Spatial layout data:
§ §

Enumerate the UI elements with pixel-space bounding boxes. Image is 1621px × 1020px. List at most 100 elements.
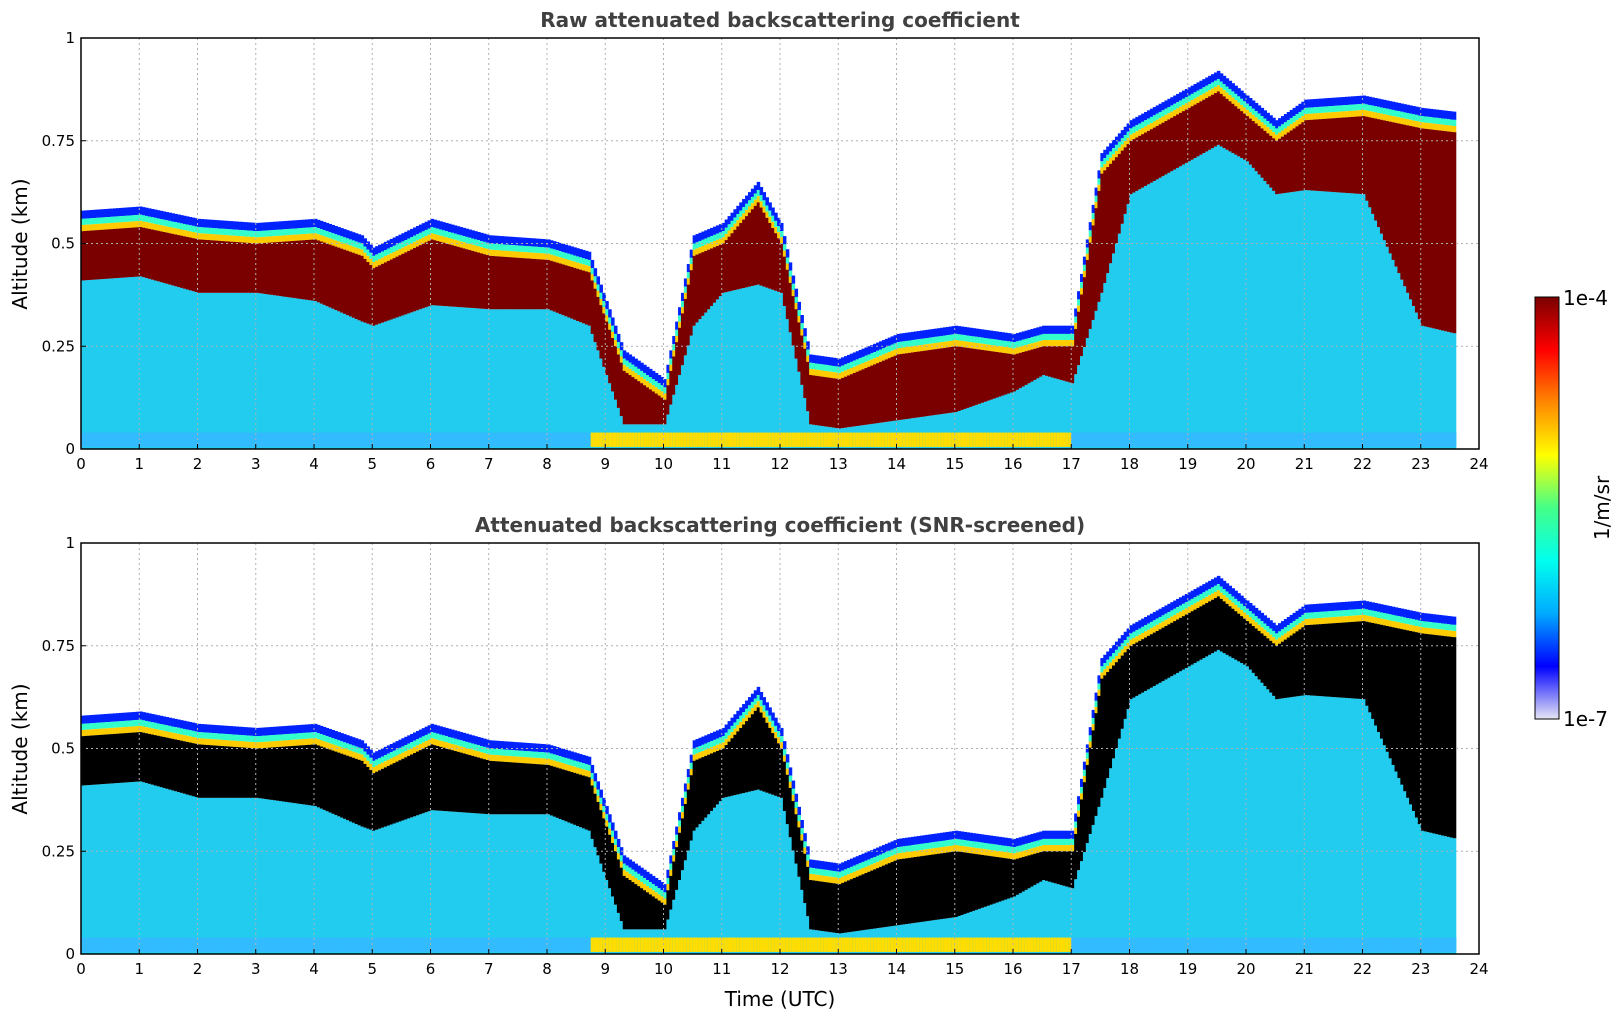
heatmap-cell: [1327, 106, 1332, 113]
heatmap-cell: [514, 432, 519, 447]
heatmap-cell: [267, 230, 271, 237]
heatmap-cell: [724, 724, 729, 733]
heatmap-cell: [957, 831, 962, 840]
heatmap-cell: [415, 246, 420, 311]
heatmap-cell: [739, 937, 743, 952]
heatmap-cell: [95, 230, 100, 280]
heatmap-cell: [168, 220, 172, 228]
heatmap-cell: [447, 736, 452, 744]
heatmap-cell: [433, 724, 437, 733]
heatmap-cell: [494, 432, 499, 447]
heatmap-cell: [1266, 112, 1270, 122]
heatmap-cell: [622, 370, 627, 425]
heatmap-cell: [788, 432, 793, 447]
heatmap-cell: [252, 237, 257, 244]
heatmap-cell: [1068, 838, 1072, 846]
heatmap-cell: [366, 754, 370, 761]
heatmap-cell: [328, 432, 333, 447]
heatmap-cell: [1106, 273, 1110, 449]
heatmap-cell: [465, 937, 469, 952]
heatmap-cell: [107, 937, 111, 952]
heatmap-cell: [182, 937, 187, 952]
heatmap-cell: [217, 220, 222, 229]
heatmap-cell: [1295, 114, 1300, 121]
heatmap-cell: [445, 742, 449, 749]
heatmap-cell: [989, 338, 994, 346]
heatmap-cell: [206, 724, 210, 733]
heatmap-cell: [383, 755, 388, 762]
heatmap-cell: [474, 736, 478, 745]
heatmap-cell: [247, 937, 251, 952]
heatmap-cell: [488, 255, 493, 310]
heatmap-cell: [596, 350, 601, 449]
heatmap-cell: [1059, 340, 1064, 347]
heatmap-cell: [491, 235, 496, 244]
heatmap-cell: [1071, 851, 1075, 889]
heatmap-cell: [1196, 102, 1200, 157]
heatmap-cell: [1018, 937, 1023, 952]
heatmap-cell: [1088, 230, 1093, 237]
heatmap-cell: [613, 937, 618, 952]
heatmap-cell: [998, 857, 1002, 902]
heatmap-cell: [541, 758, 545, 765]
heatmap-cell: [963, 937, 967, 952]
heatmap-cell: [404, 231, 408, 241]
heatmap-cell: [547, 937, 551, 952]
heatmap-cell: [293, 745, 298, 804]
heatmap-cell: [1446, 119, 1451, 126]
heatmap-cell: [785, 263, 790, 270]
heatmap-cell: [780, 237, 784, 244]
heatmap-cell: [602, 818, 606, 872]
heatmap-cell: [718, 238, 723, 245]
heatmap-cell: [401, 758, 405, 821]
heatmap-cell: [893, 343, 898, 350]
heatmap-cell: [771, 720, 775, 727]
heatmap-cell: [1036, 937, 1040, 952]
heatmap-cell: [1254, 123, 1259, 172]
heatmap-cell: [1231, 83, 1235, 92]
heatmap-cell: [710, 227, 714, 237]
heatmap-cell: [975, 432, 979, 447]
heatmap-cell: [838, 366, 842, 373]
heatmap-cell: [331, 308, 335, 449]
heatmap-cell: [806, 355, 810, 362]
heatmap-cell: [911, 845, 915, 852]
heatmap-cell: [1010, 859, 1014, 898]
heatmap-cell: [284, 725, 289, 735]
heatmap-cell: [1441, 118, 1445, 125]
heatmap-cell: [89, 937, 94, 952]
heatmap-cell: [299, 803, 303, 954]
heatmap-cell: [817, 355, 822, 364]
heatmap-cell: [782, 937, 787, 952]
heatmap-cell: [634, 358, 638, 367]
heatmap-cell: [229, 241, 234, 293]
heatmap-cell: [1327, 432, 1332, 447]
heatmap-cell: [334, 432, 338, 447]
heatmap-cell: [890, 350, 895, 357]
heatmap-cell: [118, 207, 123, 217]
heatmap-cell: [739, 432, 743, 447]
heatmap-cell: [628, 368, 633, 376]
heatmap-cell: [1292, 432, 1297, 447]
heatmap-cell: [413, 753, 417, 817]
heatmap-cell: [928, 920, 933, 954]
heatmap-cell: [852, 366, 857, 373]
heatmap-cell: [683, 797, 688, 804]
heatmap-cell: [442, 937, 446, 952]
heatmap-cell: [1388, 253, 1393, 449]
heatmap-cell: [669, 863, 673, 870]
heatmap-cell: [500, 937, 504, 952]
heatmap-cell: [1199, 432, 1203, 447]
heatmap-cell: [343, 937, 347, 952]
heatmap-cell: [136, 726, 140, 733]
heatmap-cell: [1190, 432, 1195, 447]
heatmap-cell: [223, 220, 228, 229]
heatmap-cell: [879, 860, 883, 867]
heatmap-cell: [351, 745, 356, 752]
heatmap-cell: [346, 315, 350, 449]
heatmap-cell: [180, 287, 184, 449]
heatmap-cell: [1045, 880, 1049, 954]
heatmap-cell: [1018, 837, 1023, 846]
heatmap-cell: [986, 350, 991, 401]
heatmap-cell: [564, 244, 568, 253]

§ §

## What this task involves:
Recast the data lines between the line containing "heatmap-cell: [1327, 106, 1332, 113]" and the line containing "heatmap-cell: [613, 937, 618, 952]", inclusive, as a JSON list of strings with one string per line and blank lines left out.

## Task result:
[
  "heatmap-cell: [1327, 106, 1332, 113]",
  "heatmap-cell: [514, 432, 519, 447]",
  "heatmap-cell: [267, 230, 271, 237]",
  "heatmap-cell: [724, 724, 729, 733]",
  "heatmap-cell: [957, 831, 962, 840]",
  "heatmap-cell: [415, 246, 420, 311]",
  "heatmap-cell: [739, 937, 743, 952]",
  "heatmap-cell: [95, 230, 100, 280]",
  "heatmap-cell: [168, 220, 172, 228]",
  "heatmap-cell: [447, 736, 452, 744]",
  "heatmap-cell: [433, 724, 437, 733]",
  "heatmap-cell: [494, 432, 499, 447]",
  "heatmap-cell: [1266, 112, 1270, 122]",
  "heatmap-cell: [622, 370, 627, 425]",
  "heatmap-cell: [788, 432, 793, 447]",
  "heatmap-cell: [252, 237, 257, 244]",
  "heatmap-cell: [1068, 838, 1072, 846]",
  "heatmap-cell: [366, 754, 370, 761]",
  "heatmap-cell: [328, 432, 333, 447]",
  "heatmap-cell: [1106, 273, 1110, 449]",
  "heatmap-cell: [465, 937, 469, 952]",
  "heatmap-cell: [107, 937, 111, 952]",
  "heatmap-cell: [182, 937, 187, 952]",
  "heatmap-cell: [217, 220, 222, 229]",
  "heatmap-cell: [1295, 114, 1300, 121]",
  "heatmap-cell: [445, 742, 449, 749]",
  "heatmap-cell: [989, 338, 994, 346]",
  "heatmap-cell: [206, 724, 210, 733]",
  "heatmap-cell: [383, 755, 388, 762]",
  "heatmap-cell: [474, 736, 478, 745]",
  "heatmap-cell: [247, 937, 251, 952]",
  "heatmap-cell: [488, 255, 493, 310]",
  "heatmap-cell: [596, 350, 601, 449]",
  "heatmap-cell: [1059, 340, 1064, 347]",
  "heatmap-cell: [491, 235, 496, 244]",
  "heatmap-cell: [1071, 851, 1075, 889]",
  "heatmap-cell: [1196, 102, 1200, 157]",
  "heatmap-cell: [1018, 937, 1023, 952]",
  "heatmap-cell: [1088, 230, 1093, 237]",
  "heatmap-cell: [613, 937, 618, 952]"
]